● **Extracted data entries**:
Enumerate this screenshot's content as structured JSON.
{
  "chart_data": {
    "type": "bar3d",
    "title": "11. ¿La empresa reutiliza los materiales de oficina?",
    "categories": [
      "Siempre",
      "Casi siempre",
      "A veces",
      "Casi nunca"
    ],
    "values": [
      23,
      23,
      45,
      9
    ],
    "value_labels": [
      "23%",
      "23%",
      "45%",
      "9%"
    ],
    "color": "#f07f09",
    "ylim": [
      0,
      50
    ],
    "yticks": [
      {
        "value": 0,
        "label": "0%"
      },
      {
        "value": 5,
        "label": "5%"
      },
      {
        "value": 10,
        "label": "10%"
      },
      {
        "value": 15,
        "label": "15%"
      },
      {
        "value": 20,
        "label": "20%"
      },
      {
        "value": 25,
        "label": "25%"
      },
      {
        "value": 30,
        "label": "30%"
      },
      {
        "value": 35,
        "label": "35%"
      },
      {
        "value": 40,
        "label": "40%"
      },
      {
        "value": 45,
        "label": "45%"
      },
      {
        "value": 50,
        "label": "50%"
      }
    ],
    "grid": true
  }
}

● **Instructions for the task**:
Return all of the data exactly as it reads.

● **Task result**:
Enumerate this screenshot's content as structured JSON.
{
  "chart_data": {
    "type": "bar3d",
    "title": "11. ¿La empresa reutiliza los materiales de oficina?",
    "categories": [
      "Siempre",
      "Casi siempre",
      "A veces",
      "Casi nunca"
    ],
    "values": [
      23,
      23,
      45,
      9
    ],
    "value_labels": [
      "23%",
      "23%",
      "45%",
      "9%"
    ],
    "color": "#f07f09",
    "ylim": [
      0,
      50
    ],
    "yticks": [
      {
        "value": 0,
        "label": "0%"
      },
      {
        "value": 5,
        "label": "5%"
      },
      {
        "value": 10,
        "label": "10%"
      },
      {
        "value": 15,
        "label": "15%"
      },
      {
        "value": 20,
        "label": "20%"
      },
      {
        "value": 25,
        "label": "25%"
      },
      {
        "value": 30,
        "label": "30%"
      },
      {
        "value": 35,
        "label": "35%"
      },
      {
        "value": 40,
        "label": "40%"
      },
      {
        "value": 45,
        "label": "45%"
      },
      {
        "value": 50,
        "label": "50%"
      }
    ],
    "grid": true
  }
}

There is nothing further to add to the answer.